● **PROBLEM REQUIREMENTS**: The entries below are to be written out again without alteration.

● **DATASET CONTENT**:
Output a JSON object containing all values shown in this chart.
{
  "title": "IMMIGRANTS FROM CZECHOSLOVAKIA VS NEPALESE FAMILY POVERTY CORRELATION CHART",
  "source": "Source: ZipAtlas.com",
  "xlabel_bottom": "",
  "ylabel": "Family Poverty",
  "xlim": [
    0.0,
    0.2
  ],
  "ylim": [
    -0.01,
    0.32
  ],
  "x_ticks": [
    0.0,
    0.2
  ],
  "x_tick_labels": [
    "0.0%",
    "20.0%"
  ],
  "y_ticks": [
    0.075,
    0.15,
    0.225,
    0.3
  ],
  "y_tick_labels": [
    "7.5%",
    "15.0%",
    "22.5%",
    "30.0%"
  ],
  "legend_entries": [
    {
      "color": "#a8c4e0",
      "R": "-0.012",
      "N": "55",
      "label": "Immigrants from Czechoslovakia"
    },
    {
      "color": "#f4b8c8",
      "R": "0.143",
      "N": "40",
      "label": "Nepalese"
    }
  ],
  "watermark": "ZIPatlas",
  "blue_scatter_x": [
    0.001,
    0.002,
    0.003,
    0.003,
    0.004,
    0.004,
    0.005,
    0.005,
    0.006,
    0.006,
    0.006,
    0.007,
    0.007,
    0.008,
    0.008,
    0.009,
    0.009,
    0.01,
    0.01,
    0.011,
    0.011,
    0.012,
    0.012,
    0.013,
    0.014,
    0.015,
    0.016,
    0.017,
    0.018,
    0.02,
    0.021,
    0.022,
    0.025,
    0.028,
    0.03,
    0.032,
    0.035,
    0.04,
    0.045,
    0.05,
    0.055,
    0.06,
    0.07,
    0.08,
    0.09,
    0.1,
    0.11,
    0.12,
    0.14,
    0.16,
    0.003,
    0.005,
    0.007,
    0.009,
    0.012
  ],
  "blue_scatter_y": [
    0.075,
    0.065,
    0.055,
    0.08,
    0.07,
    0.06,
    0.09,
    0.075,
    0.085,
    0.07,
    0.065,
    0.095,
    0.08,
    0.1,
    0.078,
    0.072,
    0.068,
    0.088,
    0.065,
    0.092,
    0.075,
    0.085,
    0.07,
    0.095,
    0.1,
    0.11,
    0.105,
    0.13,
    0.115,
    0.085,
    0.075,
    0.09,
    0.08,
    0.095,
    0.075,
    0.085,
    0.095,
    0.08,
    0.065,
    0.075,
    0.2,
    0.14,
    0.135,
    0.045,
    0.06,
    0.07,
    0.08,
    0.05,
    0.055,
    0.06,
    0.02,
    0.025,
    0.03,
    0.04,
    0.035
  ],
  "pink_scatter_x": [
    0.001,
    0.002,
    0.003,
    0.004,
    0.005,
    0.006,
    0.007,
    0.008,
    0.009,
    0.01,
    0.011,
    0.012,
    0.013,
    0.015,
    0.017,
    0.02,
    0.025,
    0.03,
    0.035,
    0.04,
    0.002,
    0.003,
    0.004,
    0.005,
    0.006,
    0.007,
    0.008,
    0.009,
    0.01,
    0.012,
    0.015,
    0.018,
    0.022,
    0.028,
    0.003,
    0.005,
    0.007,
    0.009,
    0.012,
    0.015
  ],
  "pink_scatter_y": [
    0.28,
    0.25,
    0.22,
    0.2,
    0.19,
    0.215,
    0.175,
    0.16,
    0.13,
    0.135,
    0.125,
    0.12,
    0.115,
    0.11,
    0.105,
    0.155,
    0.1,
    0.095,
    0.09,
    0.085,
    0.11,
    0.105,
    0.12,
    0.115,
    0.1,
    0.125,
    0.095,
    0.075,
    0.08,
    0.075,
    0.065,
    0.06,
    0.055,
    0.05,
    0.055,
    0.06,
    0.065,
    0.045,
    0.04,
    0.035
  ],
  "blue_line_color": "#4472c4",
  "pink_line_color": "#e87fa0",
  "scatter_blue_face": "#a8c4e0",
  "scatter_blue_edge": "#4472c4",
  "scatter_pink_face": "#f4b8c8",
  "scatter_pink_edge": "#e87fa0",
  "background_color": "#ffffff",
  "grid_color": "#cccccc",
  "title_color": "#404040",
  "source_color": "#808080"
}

● **SOLUTION TO THIS TASK**:
Output a JSON object containing all values shown in this chart.
{
  "title": "IMMIGRANTS FROM CZECHOSLOVAKIA VS NEPALESE FAMILY POVERTY CORRELATION CHART",
  "source": "Source: ZipAtlas.com",
  "xlabel_bottom": "",
  "ylabel": "Family Poverty",
  "xlim": [
    0.0,
    0.2
  ],
  "ylim": [
    -0.01,
    0.32
  ],
  "x_ticks": [
    0.0,
    0.2
  ],
  "x_tick_labels": [
    "0.0%",
    "20.0%"
  ],
  "y_ticks": [
    0.075,
    0.15,
    0.225,
    0.3
  ],
  "y_tick_labels": [
    "7.5%",
    "15.0%",
    "22.5%",
    "30.0%"
  ],
  "legend_entries": [
    {
      "color": "#a8c4e0",
      "R": "-0.012",
      "N": "55",
      "label": "Immigrants from Czechoslovakia"
    },
    {
      "color": "#f4b8c8",
      "R": "0.143",
      "N": "40",
      "label": "Nepalese"
    }
  ],
  "watermark": "ZIPatlas",
  "blue_scatter_x": [
    0.001,
    0.002,
    0.003,
    0.003,
    0.004,
    0.004,
    0.005,
    0.005,
    0.006,
    0.006,
    0.006,
    0.007,
    0.007,
    0.008,
    0.008,
    0.009,
    0.009,
    0.01,
    0.01,
    0.011,
    0.011,
    0.012,
    0.012,
    0.013,
    0.014,
    0.015,
    0.016,
    0.017,
    0.018,
    0.02,
    0.021,
    0.022,
    0.025,
    0.028,
    0.03,
    0.032,
    0.035,
    0.04,
    0.045,
    0.05,
    0.055,
    0.06,
    0.07,
    0.08,
    0.09,
    0.1,
    0.11,
    0.12,
    0.14,
    0.16,
    0.003,
    0.005,
    0.007,
    0.009,
    0.012
  ],
  "blue_scatter_y": [
    0.075,
    0.065,
    0.055,
    0.08,
    0.07,
    0.06,
    0.09,
    0.075,
    0.085,
    0.07,
    0.065,
    0.095,
    0.08,
    0.1,
    0.078,
    0.072,
    0.068,
    0.088,
    0.065,
    0.092,
    0.075,
    0.085,
    0.07,
    0.095,
    0.1,
    0.11,
    0.105,
    0.13,
    0.115,
    0.085,
    0.075,
    0.09,
    0.08,
    0.095,
    0.075,
    0.085,
    0.095,
    0.08,
    0.065,
    0.075,
    0.2,
    0.14,
    0.135,
    0.045,
    0.06,
    0.07,
    0.08,
    0.05,
    0.055,
    0.06,
    0.02,
    0.025,
    0.03,
    0.04,
    0.035
  ],
  "pink_scatter_x": [
    0.001,
    0.002,
    0.003,
    0.004,
    0.005,
    0.006,
    0.007,
    0.008,
    0.009,
    0.01,
    0.011,
    0.012,
    0.013,
    0.015,
    0.017,
    0.02,
    0.025,
    0.03,
    0.035,
    0.04,
    0.002,
    0.003,
    0.004,
    0.005,
    0.006,
    0.007,
    0.008,
    0.009,
    0.01,
    0.012,
    0.015,
    0.018,
    0.022,
    0.028,
    0.003,
    0.005,
    0.007,
    0.009,
    0.012,
    0.015
  ],
  "pink_scatter_y": [
    0.28,
    0.25,
    0.22,
    0.2,
    0.19,
    0.215,
    0.175,
    0.16,
    0.13,
    0.135,
    0.125,
    0.12,
    0.115,
    0.11,
    0.105,
    0.155,
    0.1,
    0.095,
    0.09,
    0.085,
    0.11,
    0.105,
    0.12,
    0.115,
    0.1,
    0.125,
    0.095,
    0.075,
    0.08,
    0.075,
    0.065,
    0.06,
    0.055,
    0.05,
    0.055,
    0.06,
    0.065,
    0.045,
    0.04,
    0.035
  ],
  "blue_line_color": "#4472c4",
  "pink_line_color": "#e87fa0",
  "scatter_blue_face": "#a8c4e0",
  "scatter_blue_edge": "#4472c4",
  "scatter_pink_face": "#f4b8c8",
  "scatter_pink_edge": "#e87fa0",
  "background_color": "#ffffff",
  "grid_color": "#cccccc",
  "title_color": "#404040",
  "source_color": "#808080"
}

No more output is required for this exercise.